What you are asked to do: Reproduce each line exactly, including spacing and punctuation.

═════ Provided information

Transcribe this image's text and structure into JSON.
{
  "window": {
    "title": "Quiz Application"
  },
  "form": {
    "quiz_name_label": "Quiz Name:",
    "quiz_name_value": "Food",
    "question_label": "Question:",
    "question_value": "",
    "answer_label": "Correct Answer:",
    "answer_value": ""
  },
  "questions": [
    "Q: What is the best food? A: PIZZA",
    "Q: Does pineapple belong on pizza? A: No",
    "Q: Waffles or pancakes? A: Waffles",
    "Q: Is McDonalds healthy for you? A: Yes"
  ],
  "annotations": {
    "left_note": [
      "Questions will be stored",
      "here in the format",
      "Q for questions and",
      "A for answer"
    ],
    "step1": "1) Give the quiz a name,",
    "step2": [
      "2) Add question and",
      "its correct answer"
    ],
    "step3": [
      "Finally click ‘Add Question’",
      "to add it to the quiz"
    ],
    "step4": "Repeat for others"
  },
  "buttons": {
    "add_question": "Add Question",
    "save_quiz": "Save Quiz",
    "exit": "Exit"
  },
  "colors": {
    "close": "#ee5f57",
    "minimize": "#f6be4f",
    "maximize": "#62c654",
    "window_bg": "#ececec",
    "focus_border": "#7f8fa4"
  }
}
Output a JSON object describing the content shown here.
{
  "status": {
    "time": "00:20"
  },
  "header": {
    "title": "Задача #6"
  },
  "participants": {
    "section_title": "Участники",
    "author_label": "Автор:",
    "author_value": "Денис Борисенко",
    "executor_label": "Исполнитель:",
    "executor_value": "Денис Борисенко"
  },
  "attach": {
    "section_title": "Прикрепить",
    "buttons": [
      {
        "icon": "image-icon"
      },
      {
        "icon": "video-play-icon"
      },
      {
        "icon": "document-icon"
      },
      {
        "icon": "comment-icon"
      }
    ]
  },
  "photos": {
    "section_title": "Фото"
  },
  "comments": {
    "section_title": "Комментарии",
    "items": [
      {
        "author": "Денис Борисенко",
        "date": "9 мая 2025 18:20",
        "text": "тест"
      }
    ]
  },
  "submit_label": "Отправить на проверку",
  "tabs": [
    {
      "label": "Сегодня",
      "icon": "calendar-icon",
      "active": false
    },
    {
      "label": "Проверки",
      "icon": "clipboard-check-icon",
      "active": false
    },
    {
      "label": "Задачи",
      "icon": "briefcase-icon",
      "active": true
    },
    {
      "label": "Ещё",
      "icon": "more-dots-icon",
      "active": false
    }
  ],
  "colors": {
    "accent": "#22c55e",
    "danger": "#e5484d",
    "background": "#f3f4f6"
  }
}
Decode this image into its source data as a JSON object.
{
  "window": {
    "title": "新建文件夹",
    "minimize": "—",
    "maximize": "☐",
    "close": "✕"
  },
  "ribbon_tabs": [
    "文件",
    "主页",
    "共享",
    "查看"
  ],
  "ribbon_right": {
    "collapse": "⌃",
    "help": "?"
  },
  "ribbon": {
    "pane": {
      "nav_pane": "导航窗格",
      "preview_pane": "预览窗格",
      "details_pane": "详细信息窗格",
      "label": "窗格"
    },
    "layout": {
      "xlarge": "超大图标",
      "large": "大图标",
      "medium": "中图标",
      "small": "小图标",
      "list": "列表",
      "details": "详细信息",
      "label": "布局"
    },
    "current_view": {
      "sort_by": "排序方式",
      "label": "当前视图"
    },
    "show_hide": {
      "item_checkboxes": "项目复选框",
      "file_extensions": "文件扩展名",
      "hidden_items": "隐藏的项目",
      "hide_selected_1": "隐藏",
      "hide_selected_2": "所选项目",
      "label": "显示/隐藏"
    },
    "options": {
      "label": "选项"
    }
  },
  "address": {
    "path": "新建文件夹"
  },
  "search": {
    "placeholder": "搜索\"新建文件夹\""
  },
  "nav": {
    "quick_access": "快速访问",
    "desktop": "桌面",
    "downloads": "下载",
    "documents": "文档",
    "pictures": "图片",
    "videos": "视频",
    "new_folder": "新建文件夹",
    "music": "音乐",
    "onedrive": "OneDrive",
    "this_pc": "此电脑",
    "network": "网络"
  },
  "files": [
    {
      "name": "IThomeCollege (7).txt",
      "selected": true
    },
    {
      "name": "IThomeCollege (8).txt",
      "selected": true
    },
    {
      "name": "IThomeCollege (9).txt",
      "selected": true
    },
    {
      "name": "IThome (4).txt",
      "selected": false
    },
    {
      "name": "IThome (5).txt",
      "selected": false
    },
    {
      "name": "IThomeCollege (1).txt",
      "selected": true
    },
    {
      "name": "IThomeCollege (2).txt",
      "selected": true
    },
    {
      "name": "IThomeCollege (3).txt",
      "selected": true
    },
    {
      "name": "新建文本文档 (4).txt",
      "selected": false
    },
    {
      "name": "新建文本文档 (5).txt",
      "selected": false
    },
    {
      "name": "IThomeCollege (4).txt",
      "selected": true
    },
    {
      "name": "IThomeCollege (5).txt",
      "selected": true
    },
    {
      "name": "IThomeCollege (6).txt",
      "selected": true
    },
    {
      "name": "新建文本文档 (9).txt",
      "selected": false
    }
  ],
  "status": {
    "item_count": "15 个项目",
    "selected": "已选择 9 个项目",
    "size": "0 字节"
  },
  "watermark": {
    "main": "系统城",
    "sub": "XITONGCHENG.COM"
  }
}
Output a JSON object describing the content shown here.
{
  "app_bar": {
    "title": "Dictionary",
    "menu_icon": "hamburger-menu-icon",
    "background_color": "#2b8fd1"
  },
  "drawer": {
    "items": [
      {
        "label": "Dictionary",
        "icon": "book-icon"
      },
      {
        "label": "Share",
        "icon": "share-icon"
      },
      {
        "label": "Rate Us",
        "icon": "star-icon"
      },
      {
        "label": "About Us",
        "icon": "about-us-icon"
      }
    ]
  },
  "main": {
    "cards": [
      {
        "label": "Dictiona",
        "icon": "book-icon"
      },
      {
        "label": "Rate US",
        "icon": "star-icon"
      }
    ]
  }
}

══════════

Task output:
Transcribe this image's text and structure into JSON.
{
  "window": {
    "title": "Quiz Application"
  },
  "form": {
    "quiz_name_label": "Quiz Name:",
    "quiz_name_value": "Food",
    "question_label": "Question:",
    "question_value": "",
    "answer_label": "Correct Answer:",
    "answer_value": ""
  },
  "questions": [
    "Q: What is the best food? A: PIZZA",
    "Q: Does pineapple belong on pizza? A: No",
    "Q: Waffles or pancakes? A: Waffles",
    "Q: Is McDonalds healthy for you? A: Yes"
  ],
  "annotations": {
    "left_note": [
      "Questions will be stored",
      "here in the format",
      "Q for questions and",
      "A for answer"
    ],
    "step1": "1) Give the quiz a name,",
    "step2": [
      "2) Add question and",
      "its correct answer"
    ],
    "step3": [
      "Finally click ‘Add Question’",
      "to add it to the quiz"
    ],
    "step4": "Repeat for others"
  },
  "buttons": {
    "add_question": "Add Question",
    "save_quiz": "Save Quiz",
    "exit": "Exit"
  },
  "colors": {
    "close": "#ee5f57",
    "minimize": "#f6be4f",
    "maximize": "#62c654",
    "window_bg": "#ececec",
    "focus_border": "#7f8fa4"
  }
}
Output a JSON object describing the content shown here.
{
  "status": {
    "time": "00:20"
  },
  "header": {
    "title": "Задача #6"
  },
  "participants": {
    "section_title": "Участники",
    "author_label": "Автор:",
    "author_value": "Денис Борисенко",
    "executor_label": "Исполнитель:",
    "executor_value": "Денис Борисенко"
  },
  "attach": {
    "section_title": "Прикрепить",
    "buttons": [
      {
        "icon": "image-icon"
      },
      {
        "icon": "video-play-icon"
      },
      {
        "icon": "document-icon"
      },
      {
        "icon": "comment-icon"
      }
    ]
  },
  "photos": {
    "section_title": "Фото"
  },
  "comments": {
    "section_title": "Комментарии",
    "items": [
      {
        "author": "Денис Борисенко",
        "date": "9 мая 2025 18:20",
        "text": "тест"
      }
    ]
  },
  "submit_label": "Отправить на проверку",
  "tabs": [
    {
      "label": "Сегодня",
      "icon": "calendar-icon",
      "active": false
    },
    {
      "label": "Проверки",
      "icon": "clipboard-check-icon",
      "active": false
    },
    {
      "label": "Задачи",
      "icon": "briefcase-icon",
      "active": true
    },
    {
      "label": "Ещё",
      "icon": "more-dots-icon",
      "active": false
    }
  ],
  "colors": {
    "accent": "#22c55e",
    "danger": "#e5484d",
    "background": "#f3f4f6"
  }
}
Decode this image into its source data as a JSON object.
{
  "window": {
    "title": "新建文件夹",
    "minimize": "—",
    "maximize": "☐",
    "close": "✕"
  },
  "ribbon_tabs": [
    "文件",
    "主页",
    "共享",
    "查看"
  ],
  "ribbon_right": {
    "collapse": "⌃",
    "help": "?"
  },
  "ribbon": {
    "pane": {
      "nav_pane": "导航窗格",
      "preview_pane": "预览窗格",
      "details_pane": "详细信息窗格",
      "label": "窗格"
    },
    "layout": {
      "xlarge": "超大图标",
      "large": "大图标",
      "medium": "中图标",
      "small": "小图标",
      "list": "列表",
      "details": "详细信息",
      "label": "布局"
    },
    "current_view": {
      "sort_by": "排序方式",
      "label": "当前视图"
    },
    "show_hide": {
      "item_checkboxes": "项目复选框",
      "file_extensions": "文件扩展名",
      "hidden_items": "隐藏的项目",
      "hide_selected_1": "隐藏",
      "hide_selected_2": "所选项目",
      "label": "显示/隐藏"
    },
    "options": {
      "label": "选项"
    }
  },
  "address": {
    "path": "新建文件夹"
  },
  "search": {
    "placeholder": "搜索\"新建文件夹\""
  },
  "nav": {
    "quick_access": "快速访问",
    "desktop": "桌面",
    "downloads": "下载",
    "documents": "文档",
    "pictures": "图片",
    "videos": "视频",
    "new_folder": "新建文件夹",
    "music": "音乐",
    "onedrive": "OneDrive",
    "this_pc": "此电脑",
    "network": "网络"
  },
  "files": [
    {
      "name": "IThomeCollege (7).txt",
      "selected": true
    },
    {
      "name": "IThomeCollege (8).txt",
      "selected": true
    },
    {
      "name": "IThomeCollege (9).txt",
      "selected": true
    },
    {
      "name": "IThome (4).txt",
      "selected": false
    },
    {
      "name": "IThome (5).txt",
      "selected": false
    },
    {
      "name": "IThomeCollege (1).txt",
      "selected": true
    },
    {
      "name": "IThomeCollege (2).txt",
      "selected": true
    },
    {
      "name": "IThomeCollege (3).txt",
      "selected": true
    },
    {
      "name": "新建文本文档 (4).txt",
      "selected": false
    },
    {
      "name": "新建文本文档 (5).txt",
      "selected": false
    },
    {
      "name": "IThomeCollege (4).txt",
      "selected": true
    },
    {
      "name": "IThomeCollege (5).txt",
      "selected": true
    },
    {
      "name": "IThomeCollege (6).txt",
      "selected": true
    },
    {
      "name": "新建文本文档 (9).txt",
      "selected": false
    }
  ],
  "status": {
    "item_count": "15 个项目",
    "selected": "已选择 9 个项目",
    "size": "0 字节"
  },
  "watermark": {
    "main": "系统城",
    "sub": "XITONGCHENG.COM"
  }
}
Output a JSON object describing the content shown here.
{
  "app_bar": {
    "title": "Dictionary",
    "menu_icon": "hamburger-menu-icon",
    "background_color": "#2b8fd1"
  },
  "drawer": {
    "items": [
      {
        "label": "Dictionary",
        "icon": "book-icon"
      },
      {
        "label": "Share",
        "icon": "share-icon"
      },
      {
        "label": "Rate Us",
        "icon": "star-icon"
      },
      {
        "label": "About Us",
        "icon": "about-us-icon"
      }
    ]
  },
  "main": {
    "cards": [
      {
        "label": "Dictiona",
        "icon": "book-icon"
      },
      {
        "label": "Rate US",
        "icon": "star-icon"
      }
    ]
  }
}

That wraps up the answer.